→ **Descrição da tarefa**: Segundo o texto sobre a cobertura dos protestos pela imprensa, qual jornal destacou as manifestações e as ilustrou com foto?

O número de cidades e os quantitativos de pessoas que foram para rua neste sábado são expressivos e evidentes demais para que possam ser ignorados por grandes jornais em suas edições deste domingo. Globo e Estadão deram notas miúdas na capa, só a Folha destacou e ilustrou com foto, apesar de usar palavras moderadas. Não é possível achar no jornalismo profissional uma explicação.
Tal procedimento (com antecedentes históricos) autoriza e estimula especulações, como a dos interesses constantes da “agenda do Guedes“, que a imprensa continua defendendo. A grande e única agenda relevante é a agenda de negócios de venda de empresas públicas. As muito citadas “reformas” ficaram para trás e apenas algumas privatizações ainda faltam. Eletrobrás, Correios e pedaços pendentes da Petrobrás.
É o que falta da “ponte para o futuro” que só consegue andar em governos como os de Michel Temer e Jair Bolsonaro e com ministros da Economia tipo Henrique Meirelles e Paulo Guedes, com origem no coração do sistema financeiro.
Mesmo com a crise hídrica e com eventos de apagão localizados, mesmo admitindo-se a possibilidade concreta de racionamento, a imprensa tradicional não recua de passar quase gratuitamente para um grupo privado o trilionário negócio chamado Eletrobrás.

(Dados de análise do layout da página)

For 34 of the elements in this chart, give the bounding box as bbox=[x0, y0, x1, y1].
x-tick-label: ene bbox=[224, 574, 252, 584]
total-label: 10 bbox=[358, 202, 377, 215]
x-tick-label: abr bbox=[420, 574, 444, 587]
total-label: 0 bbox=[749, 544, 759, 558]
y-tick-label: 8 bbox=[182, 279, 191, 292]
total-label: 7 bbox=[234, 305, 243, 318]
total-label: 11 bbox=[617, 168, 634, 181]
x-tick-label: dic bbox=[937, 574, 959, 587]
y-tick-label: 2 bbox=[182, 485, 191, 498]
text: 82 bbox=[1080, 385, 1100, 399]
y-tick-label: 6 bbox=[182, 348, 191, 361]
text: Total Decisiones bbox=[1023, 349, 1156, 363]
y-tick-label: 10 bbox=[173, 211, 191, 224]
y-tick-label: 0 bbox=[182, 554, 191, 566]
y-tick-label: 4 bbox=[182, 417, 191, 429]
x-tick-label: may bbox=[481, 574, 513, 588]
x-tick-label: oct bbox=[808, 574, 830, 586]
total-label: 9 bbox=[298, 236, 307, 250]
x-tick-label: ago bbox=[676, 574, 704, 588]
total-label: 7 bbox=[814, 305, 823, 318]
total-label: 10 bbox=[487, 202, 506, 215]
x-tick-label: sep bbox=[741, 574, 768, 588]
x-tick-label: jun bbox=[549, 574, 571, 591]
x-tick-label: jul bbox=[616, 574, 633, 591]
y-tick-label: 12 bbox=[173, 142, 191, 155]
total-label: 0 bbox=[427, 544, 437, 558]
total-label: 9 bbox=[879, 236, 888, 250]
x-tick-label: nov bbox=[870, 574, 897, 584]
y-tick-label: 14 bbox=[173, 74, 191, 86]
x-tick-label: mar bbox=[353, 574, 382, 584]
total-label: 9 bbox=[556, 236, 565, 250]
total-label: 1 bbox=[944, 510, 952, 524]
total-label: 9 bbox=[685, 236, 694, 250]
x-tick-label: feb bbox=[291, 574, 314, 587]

→ **Solução escrita**: A Folha.